### Problem details
From the entries below, copy every line where the string "tick" appears.

### Material shown

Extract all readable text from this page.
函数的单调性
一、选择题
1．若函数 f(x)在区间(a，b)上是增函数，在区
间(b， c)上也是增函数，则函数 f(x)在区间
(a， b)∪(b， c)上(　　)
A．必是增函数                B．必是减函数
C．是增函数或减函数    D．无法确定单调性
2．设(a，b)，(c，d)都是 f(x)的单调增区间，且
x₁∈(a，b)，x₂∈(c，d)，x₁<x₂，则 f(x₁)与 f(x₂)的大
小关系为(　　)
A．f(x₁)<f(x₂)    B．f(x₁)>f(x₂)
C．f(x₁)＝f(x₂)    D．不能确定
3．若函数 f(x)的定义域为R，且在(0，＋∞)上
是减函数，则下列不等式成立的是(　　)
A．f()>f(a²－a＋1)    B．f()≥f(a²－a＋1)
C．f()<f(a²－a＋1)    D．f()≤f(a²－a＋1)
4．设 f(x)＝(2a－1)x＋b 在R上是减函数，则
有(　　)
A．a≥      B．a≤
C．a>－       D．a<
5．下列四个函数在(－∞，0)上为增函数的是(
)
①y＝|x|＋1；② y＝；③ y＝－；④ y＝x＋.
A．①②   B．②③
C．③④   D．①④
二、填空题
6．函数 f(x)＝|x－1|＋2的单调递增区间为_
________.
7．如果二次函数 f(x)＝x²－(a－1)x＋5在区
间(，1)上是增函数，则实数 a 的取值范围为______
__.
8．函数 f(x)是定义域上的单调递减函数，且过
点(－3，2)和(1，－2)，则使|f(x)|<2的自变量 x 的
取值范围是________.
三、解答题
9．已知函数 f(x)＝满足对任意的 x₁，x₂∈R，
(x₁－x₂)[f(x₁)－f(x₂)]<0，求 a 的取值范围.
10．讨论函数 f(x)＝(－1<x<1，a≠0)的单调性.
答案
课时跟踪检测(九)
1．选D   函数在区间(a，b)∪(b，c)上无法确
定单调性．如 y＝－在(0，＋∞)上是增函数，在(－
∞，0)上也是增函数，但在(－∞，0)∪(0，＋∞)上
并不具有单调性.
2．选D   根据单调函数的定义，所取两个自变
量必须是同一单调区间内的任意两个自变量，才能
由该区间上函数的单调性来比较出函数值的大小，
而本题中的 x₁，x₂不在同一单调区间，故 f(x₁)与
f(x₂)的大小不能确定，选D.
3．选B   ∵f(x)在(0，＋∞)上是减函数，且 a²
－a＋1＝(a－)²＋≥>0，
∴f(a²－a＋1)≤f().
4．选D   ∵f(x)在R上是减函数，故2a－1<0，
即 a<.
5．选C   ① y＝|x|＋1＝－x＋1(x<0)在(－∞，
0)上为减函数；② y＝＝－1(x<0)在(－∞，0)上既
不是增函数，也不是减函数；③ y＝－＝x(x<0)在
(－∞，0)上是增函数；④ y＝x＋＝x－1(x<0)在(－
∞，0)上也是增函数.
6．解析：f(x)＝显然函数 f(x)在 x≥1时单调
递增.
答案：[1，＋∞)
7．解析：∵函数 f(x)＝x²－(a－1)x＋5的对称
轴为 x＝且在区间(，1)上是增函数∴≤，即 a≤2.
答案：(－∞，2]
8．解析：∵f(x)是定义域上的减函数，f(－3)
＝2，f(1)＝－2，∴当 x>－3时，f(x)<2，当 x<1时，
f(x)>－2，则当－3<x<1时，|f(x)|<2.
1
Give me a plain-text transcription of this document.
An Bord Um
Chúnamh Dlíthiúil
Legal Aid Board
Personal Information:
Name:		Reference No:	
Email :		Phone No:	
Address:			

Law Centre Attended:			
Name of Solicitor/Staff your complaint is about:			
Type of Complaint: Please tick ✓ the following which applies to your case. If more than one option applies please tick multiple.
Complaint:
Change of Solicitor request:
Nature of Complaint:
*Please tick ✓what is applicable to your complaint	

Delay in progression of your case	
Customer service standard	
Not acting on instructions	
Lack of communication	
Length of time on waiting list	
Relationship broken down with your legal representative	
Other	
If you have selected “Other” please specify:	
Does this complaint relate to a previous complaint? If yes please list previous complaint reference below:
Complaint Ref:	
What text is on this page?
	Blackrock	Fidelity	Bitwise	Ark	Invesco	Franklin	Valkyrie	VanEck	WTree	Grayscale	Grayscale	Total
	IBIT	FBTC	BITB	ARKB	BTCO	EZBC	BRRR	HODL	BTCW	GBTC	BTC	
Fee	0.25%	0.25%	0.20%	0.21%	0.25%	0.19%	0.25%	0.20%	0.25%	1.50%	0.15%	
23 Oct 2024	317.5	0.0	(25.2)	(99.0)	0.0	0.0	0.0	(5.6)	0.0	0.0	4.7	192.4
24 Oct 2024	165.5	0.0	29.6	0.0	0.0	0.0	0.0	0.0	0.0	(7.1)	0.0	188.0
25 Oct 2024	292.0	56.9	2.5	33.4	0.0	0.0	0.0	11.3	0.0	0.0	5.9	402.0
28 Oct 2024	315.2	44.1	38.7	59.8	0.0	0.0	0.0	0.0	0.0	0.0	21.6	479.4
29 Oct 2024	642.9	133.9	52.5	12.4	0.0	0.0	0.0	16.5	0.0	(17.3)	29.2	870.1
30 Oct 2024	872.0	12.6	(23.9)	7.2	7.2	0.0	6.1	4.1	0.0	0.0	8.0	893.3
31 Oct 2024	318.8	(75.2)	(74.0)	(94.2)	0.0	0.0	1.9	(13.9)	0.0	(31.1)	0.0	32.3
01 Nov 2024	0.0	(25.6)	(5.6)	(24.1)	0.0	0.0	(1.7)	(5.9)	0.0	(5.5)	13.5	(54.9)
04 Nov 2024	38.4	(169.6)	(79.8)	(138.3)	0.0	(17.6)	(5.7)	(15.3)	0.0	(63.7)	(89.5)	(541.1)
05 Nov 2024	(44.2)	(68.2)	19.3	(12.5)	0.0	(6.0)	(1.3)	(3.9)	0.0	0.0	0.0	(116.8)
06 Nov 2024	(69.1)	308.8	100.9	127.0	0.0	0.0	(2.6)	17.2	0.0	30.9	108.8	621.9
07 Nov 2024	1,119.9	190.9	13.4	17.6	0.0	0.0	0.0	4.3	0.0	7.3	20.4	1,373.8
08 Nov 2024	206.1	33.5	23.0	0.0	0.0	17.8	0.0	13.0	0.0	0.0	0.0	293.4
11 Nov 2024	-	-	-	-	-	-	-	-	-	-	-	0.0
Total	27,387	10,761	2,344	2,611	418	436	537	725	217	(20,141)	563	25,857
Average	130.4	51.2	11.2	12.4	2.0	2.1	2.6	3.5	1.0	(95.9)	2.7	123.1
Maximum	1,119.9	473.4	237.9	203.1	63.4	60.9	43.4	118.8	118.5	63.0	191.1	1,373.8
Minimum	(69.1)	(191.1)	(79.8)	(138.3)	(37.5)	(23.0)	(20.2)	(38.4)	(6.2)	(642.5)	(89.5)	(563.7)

### Worked answer
Type of Complaint: Please tick ✓ the following which applies to your case. If more than one option applies please tick multiple.
*Please tick ✓what is applicable to your complaint	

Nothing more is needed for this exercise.